— START OF Provided information —

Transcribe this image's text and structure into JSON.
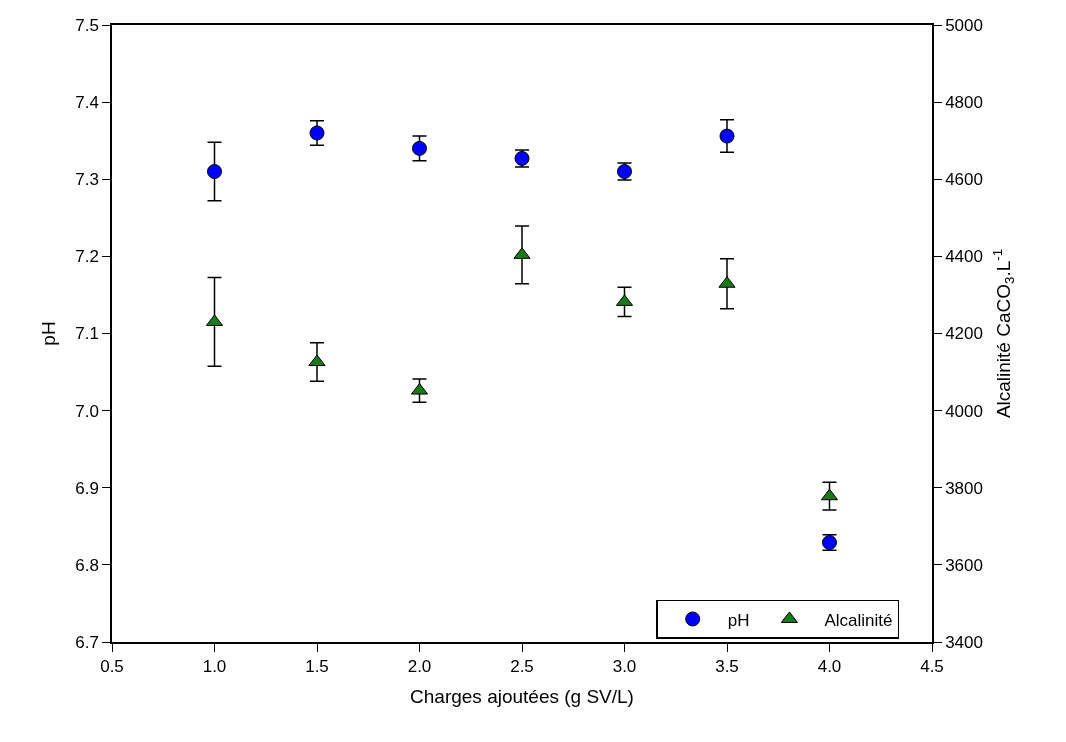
{
  "chart_data": {
    "type": "scatter",
    "xlabel": "Charges ajoutées (g SV/L)",
    "ylabel": "pH",
    "y2label": "Alcalinité CaCO$_{3}$.L$^{-1}$",
    "x": [
      1.0,
      1.5,
      2.0,
      2.5,
      3.0,
      3.5,
      4.0
    ],
    "series": [
      {
        "name": "pH",
        "color": "#0000ff",
        "marker": "circle",
        "values": [
          7.31,
          7.36,
          7.34,
          7.327,
          7.31,
          7.356,
          6.829
        ],
        "errors": [
          0.038,
          0.016,
          0.016,
          0.011,
          0.011,
          0.021,
          0.01
        ]
      },
      {
        "name": "Alcalinité",
        "color": "#1a7a1a",
        "marker": "triangle",
        "axis": "y2",
        "values": [
          4230,
          4126,
          4052,
          4404,
          4282,
          4329,
          3778
        ],
        "errors": [
          115,
          50,
          30,
          75,
          38,
          65,
          36
        ]
      }
    ],
    "xlim": [
      0.5,
      4.5
    ],
    "xticks": [
      0.5,
      {
        "value": 1,
        "label": "1.0"
      },
      1.5,
      {
        "value": 2,
        "label": "2.0"
      },
      2.5,
      {
        "value": 3,
        "label": "3.0"
      },
      3.5,
      {
        "value": 4,
        "label": "4.0"
      },
      4.5
    ],
    "ylim": [
      6.7,
      7.5
    ],
    "yticks": [
      6.7,
      6.8,
      6.9,
      {
        "value": 7,
        "label": "7.0"
      },
      7.1,
      7.2,
      7.3,
      7.4,
      7.5
    ],
    "y2lim": [
      3400,
      5000
    ],
    "y2ticks": [
      3400,
      3600,
      3800,
      4000,
      4200,
      4400,
      4600,
      4800,
      5000
    ],
    "legend": "bottom right"
  }
}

— END OF Provided information —

Problem to solve —
Each line of the data is to be duplicated exactly; pictures stay out of the copy.

Answer to the task —
Transcribe this image's text and structure into JSON.
{
  "chart_data": {
    "type": "scatter",
    "xlabel": "Charges ajoutées (g SV/L)",
    "ylabel": "pH",
    "y2label": "Alcalinité CaCO$_{3}$.L$^{-1}$",
    "x": [
      1.0,
      1.5,
      2.0,
      2.5,
      3.0,
      3.5,
      4.0
    ],
    "series": [
      {
        "name": "pH",
        "color": "#0000ff",
        "marker": "circle",
        "values": [
          7.31,
          7.36,
          7.34,
          7.327,
          7.31,
          7.356,
          6.829
        ],
        "errors": [
          0.038,
          0.016,
          0.016,
          0.011,
          0.011,
          0.021,
          0.01
        ]
      },
      {
        "name": "Alcalinité",
        "color": "#1a7a1a",
        "marker": "triangle",
        "axis": "y2",
        "values": [
          4230,
          4126,
          4052,
          4404,
          4282,
          4329,
          3778
        ],
        "errors": [
          115,
          50,
          30,
          75,
          38,
          65,
          36
        ]
      }
    ],
    "xlim": [
      0.5,
      4.5
    ],
    "xticks": [
      0.5,
      {
        "value": 1,
        "label": "1.0"
      },
      1.5,
      {
        "value": 2,
        "label": "2.0"
      },
      2.5,
      {
        "value": 3,
        "label": "3.0"
      },
      3.5,
      {
        "value": 4,
        "label": "4.0"
      },
      4.5
    ],
    "ylim": [
      6.7,
      7.5
    ],
    "yticks": [
      6.7,
      6.8,
      6.9,
      {
        "value": 7,
        "label": "7.0"
      },
      7.1,
      7.2,
      7.3,
      7.4,
      7.5
    ],
    "y2lim": [
      3400,
      5000
    ],
    "y2ticks": [
      3400,
      3600,
      3800,
      4000,
      4200,
      4400,
      4600,
      4800,
      5000
    ],
    "legend": "bottom right"
  }
}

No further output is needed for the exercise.